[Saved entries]
+---+

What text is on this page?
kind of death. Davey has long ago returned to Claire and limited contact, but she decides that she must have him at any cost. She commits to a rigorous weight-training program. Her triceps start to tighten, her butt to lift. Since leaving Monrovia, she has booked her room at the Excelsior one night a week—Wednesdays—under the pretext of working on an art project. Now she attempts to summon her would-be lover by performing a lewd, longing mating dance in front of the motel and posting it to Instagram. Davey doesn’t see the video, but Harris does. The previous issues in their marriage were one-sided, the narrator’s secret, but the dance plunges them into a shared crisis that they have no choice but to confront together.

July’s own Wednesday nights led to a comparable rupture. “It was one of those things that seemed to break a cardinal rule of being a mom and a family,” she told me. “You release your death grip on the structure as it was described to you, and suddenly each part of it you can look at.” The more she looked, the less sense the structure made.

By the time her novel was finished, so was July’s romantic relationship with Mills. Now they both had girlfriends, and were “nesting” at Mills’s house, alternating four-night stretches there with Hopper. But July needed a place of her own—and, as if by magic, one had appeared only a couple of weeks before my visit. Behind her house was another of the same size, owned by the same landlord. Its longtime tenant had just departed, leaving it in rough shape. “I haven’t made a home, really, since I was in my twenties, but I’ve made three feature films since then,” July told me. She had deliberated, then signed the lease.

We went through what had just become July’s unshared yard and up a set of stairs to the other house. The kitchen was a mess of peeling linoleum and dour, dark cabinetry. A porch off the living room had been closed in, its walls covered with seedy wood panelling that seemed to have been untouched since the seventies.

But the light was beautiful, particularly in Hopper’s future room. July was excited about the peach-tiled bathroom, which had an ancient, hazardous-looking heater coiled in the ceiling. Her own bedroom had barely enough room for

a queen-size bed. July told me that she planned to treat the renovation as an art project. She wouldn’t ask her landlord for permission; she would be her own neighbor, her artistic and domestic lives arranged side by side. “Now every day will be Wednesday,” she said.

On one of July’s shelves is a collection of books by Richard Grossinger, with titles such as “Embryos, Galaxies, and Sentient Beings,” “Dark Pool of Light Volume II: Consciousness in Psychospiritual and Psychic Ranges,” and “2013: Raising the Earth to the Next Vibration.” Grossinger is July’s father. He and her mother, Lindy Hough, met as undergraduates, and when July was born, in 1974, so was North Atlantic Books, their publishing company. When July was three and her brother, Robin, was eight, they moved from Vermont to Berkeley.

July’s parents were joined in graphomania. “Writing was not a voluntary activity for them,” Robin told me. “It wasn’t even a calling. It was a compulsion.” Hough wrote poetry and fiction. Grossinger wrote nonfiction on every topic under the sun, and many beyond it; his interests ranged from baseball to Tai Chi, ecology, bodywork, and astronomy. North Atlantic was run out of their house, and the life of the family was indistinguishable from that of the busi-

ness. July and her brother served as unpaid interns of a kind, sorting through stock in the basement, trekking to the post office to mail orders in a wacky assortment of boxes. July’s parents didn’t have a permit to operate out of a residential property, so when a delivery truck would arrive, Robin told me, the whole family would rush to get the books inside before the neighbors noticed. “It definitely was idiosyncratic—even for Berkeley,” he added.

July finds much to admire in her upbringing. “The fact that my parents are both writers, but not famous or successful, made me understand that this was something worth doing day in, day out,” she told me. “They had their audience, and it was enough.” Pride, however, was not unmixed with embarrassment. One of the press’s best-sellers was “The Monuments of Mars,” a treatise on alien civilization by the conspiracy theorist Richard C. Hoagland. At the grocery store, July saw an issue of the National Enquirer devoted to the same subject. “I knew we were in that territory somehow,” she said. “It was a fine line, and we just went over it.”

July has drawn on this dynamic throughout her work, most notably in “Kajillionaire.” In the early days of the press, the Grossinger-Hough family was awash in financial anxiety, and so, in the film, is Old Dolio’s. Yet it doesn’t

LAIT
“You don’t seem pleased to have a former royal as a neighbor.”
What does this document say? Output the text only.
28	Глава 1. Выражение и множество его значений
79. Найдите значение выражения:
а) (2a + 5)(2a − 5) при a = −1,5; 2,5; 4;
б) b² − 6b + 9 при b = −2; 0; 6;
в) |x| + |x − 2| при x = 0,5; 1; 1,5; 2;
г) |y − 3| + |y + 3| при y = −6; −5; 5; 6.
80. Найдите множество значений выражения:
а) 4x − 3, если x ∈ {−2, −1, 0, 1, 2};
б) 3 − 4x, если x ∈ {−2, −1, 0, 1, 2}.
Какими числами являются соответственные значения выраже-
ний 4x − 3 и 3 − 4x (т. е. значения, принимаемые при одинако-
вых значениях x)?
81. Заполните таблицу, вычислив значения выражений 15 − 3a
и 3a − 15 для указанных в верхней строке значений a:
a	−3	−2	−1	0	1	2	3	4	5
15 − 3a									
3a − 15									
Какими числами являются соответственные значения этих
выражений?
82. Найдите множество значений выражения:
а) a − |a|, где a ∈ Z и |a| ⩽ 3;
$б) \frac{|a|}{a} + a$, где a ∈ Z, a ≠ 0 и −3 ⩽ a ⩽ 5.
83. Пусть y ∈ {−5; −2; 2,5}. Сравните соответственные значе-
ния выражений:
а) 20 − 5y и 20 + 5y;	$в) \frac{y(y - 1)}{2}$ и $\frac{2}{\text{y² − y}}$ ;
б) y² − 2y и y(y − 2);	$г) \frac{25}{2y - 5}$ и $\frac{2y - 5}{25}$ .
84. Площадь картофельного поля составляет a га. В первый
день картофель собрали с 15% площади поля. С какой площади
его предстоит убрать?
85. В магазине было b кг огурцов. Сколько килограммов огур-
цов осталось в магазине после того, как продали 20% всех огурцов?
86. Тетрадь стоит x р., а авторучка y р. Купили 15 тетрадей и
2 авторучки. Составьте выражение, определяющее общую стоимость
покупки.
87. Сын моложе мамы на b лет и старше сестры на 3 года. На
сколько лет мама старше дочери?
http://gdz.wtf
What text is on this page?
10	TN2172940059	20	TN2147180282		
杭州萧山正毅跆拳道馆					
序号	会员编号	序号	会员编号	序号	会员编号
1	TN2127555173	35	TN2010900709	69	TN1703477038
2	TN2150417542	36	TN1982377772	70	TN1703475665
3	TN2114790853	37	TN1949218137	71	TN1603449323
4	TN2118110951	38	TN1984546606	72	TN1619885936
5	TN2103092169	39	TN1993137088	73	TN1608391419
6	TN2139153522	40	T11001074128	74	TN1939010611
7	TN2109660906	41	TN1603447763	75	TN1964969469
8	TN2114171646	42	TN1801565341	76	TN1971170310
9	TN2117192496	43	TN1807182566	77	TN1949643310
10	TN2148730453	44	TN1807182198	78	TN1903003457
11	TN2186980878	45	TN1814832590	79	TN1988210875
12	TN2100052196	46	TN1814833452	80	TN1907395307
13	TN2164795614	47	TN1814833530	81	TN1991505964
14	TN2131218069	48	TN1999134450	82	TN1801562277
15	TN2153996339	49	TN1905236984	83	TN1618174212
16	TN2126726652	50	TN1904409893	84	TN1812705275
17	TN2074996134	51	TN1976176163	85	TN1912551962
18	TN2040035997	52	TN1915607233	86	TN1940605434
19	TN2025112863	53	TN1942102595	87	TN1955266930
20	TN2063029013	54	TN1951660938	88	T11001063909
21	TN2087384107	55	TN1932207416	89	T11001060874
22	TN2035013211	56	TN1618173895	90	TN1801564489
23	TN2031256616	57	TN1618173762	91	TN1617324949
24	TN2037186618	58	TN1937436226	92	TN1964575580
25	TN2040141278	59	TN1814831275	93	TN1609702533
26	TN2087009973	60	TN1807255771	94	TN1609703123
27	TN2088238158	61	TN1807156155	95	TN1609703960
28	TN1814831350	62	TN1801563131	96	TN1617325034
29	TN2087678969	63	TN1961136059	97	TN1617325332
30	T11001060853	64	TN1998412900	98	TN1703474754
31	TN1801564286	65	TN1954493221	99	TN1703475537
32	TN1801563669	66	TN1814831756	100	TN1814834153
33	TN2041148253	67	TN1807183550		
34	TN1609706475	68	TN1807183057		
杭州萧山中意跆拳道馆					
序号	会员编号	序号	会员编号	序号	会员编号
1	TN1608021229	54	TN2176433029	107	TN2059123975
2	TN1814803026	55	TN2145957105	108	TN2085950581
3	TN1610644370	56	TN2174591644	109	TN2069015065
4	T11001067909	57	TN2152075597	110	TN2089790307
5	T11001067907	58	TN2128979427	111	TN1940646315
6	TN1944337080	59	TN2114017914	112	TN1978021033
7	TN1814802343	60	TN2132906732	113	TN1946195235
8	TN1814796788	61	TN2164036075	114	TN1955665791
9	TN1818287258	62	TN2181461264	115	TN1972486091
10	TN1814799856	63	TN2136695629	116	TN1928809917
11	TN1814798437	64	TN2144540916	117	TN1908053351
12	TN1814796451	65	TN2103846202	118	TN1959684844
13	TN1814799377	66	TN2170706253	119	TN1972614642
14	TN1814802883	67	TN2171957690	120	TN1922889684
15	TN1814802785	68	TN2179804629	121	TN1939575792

+---+

Write down only the number of lines that contain the string "frac" in the listing.

Finished answer:
3